Exercise prompt | Extract every line that includes the string "screenshot".

(Dataset items)
————

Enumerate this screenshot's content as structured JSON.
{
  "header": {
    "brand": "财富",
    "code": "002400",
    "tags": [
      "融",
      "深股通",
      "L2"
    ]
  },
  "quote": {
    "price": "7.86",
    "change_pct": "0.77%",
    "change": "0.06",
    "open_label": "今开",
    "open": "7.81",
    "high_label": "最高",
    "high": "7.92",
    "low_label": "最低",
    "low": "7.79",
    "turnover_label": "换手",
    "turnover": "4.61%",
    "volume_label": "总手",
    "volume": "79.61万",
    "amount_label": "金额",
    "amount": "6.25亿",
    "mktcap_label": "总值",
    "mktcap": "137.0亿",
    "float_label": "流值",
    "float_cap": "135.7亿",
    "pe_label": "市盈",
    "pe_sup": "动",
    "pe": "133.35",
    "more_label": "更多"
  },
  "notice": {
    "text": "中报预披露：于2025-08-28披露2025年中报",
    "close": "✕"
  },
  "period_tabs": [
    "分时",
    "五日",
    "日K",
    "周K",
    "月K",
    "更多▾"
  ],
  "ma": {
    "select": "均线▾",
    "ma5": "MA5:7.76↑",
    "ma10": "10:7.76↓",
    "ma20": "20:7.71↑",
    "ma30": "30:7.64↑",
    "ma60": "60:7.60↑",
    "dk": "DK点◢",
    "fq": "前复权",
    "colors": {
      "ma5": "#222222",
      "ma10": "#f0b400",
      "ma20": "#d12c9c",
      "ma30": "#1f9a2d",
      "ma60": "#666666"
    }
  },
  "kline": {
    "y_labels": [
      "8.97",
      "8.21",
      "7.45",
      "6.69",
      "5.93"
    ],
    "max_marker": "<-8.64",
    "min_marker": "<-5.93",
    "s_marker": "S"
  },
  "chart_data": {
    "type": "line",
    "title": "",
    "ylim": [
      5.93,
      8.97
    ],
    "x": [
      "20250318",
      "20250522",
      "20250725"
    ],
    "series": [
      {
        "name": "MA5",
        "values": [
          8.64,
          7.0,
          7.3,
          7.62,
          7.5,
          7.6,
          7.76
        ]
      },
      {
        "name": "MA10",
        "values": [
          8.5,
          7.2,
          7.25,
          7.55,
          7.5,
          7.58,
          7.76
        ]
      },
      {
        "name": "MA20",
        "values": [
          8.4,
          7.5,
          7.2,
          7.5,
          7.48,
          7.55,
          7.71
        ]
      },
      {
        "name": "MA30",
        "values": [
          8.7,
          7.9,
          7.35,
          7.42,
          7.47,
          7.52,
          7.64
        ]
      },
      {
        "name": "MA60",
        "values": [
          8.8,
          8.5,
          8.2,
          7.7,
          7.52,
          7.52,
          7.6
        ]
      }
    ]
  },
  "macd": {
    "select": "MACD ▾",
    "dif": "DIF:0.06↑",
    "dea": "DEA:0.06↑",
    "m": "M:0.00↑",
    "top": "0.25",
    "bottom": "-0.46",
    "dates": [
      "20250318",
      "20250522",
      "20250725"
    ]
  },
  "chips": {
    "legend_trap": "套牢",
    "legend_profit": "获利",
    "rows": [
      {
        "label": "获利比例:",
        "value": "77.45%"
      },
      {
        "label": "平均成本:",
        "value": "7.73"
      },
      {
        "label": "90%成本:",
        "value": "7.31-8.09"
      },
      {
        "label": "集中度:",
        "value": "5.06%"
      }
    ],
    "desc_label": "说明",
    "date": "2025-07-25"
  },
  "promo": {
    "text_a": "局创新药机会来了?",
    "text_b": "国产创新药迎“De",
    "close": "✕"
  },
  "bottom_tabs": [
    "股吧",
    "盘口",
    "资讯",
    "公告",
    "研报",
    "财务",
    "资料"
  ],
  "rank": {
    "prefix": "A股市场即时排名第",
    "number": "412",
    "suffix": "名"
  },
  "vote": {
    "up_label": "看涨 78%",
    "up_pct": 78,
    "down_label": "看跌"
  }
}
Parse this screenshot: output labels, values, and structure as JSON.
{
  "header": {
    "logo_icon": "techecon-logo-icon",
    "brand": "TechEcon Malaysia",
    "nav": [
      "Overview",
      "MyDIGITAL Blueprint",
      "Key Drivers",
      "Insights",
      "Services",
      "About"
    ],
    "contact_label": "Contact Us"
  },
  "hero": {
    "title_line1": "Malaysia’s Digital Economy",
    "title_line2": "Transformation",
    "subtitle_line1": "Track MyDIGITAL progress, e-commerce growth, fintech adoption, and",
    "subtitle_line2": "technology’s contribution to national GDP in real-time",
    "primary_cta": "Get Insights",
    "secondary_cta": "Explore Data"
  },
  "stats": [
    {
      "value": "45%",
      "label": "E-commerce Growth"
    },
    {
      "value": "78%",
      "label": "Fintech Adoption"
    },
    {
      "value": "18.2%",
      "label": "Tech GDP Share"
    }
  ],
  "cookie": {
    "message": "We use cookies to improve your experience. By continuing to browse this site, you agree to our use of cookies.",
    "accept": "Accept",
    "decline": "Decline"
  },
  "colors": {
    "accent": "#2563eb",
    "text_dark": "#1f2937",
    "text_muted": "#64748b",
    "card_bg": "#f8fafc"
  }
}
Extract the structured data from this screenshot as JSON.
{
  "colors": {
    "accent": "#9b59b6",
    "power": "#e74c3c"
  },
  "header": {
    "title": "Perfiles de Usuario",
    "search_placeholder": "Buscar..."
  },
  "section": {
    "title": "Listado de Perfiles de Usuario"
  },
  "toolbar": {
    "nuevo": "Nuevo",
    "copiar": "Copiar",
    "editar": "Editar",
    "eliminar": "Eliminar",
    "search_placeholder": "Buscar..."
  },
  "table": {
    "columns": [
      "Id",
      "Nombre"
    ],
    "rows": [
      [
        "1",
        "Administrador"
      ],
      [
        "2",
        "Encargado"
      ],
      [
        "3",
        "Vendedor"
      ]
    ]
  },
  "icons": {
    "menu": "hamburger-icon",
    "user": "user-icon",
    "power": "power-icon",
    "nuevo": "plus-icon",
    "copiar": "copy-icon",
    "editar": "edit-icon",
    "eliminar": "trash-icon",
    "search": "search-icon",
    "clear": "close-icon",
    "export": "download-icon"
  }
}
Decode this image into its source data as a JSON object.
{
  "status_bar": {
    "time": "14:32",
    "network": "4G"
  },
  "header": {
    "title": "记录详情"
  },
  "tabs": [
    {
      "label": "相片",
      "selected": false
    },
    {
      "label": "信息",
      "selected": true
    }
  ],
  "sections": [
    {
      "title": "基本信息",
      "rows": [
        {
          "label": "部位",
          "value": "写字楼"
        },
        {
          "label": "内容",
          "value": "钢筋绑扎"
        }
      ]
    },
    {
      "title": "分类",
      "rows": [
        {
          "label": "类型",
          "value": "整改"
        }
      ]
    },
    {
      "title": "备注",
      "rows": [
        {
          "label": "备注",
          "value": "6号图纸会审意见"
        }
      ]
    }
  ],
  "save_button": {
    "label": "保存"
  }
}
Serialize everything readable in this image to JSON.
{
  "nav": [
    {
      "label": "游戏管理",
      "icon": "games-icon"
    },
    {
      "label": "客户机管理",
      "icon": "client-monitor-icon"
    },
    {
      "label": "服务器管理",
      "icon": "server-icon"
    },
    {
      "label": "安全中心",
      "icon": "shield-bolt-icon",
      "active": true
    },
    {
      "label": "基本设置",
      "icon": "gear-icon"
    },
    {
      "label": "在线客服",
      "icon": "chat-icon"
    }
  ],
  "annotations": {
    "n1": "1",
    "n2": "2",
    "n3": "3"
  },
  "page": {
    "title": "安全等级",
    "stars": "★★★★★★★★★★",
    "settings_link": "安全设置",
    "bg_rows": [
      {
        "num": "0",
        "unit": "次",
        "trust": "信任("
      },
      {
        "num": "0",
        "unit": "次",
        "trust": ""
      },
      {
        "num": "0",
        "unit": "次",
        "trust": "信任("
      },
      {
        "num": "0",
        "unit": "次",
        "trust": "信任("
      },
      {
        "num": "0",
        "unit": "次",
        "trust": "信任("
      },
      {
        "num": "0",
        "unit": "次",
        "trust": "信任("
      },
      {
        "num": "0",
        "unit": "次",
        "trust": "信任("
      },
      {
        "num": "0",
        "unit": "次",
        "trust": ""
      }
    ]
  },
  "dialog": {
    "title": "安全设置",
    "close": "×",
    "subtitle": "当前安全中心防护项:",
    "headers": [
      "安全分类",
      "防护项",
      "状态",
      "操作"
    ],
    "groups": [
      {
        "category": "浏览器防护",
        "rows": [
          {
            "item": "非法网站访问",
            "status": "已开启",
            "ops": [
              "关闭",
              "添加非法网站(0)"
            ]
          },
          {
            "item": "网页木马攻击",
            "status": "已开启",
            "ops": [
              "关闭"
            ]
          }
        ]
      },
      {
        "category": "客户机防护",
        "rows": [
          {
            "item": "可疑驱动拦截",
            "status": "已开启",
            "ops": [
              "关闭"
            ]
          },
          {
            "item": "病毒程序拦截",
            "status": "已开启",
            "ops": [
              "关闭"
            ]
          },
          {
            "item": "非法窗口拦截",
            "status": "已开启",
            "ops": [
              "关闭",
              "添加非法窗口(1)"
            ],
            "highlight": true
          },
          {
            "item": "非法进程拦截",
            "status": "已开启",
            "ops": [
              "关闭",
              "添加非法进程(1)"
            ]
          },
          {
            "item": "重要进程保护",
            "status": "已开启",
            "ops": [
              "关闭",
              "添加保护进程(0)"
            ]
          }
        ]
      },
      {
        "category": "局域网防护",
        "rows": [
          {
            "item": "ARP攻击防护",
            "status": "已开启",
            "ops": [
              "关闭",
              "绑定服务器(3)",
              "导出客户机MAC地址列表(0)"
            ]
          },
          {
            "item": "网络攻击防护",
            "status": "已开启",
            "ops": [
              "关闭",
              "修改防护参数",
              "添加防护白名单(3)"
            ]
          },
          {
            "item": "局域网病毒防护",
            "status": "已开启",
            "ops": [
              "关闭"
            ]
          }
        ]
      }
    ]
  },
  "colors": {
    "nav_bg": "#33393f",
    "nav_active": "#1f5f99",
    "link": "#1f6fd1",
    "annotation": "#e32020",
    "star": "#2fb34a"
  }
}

————

Task output |
Enumerate this screenshot's content as structured JSON.
Parse this screenshot: output labels, values, and structure as JSON.
Extract the structured data from this screenshot as JSON.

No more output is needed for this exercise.